'''

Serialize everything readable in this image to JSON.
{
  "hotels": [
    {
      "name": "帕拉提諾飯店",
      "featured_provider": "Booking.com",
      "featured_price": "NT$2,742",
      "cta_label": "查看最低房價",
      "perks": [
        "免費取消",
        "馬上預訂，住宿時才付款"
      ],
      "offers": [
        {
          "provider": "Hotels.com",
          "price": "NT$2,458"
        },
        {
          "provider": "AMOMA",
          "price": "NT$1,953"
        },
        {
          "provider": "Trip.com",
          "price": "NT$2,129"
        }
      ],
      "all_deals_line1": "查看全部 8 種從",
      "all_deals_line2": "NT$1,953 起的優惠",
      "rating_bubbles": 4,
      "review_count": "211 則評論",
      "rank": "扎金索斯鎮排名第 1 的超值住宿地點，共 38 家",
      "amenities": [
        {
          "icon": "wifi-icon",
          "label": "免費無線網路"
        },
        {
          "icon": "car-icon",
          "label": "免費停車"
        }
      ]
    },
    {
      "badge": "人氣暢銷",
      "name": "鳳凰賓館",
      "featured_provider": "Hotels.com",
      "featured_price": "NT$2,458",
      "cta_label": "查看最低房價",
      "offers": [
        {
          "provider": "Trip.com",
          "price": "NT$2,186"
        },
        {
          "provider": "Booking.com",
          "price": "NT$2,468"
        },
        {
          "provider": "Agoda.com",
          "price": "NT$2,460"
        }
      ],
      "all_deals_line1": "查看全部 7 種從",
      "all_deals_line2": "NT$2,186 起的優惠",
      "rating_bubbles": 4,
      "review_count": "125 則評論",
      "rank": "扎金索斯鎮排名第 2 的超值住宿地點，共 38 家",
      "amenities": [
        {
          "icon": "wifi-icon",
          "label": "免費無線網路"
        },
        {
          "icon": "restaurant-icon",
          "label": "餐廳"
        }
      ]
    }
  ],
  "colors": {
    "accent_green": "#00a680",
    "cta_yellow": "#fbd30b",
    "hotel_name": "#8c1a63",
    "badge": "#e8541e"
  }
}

'''
'''

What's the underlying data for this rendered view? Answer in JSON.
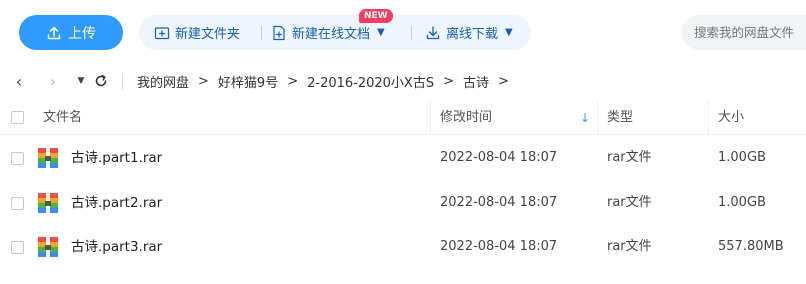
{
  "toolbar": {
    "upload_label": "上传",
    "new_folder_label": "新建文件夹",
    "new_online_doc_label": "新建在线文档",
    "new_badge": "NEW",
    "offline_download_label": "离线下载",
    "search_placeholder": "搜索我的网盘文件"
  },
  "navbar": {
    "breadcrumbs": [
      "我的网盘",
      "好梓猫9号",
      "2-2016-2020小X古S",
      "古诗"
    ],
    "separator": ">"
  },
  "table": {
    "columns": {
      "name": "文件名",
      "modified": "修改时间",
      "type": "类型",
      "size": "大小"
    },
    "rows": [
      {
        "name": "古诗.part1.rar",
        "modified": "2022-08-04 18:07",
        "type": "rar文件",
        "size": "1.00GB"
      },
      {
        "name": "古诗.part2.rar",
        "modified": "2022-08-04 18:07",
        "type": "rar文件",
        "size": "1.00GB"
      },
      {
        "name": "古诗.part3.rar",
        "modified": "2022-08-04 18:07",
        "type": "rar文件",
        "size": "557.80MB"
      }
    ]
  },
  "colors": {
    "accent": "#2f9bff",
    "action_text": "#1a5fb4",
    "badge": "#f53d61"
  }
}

'''

*REQUIRED TASK*
State how many lines in the records above contain the word "的超值住宿地點", and give only that number.

*FINAL ANSWER*
2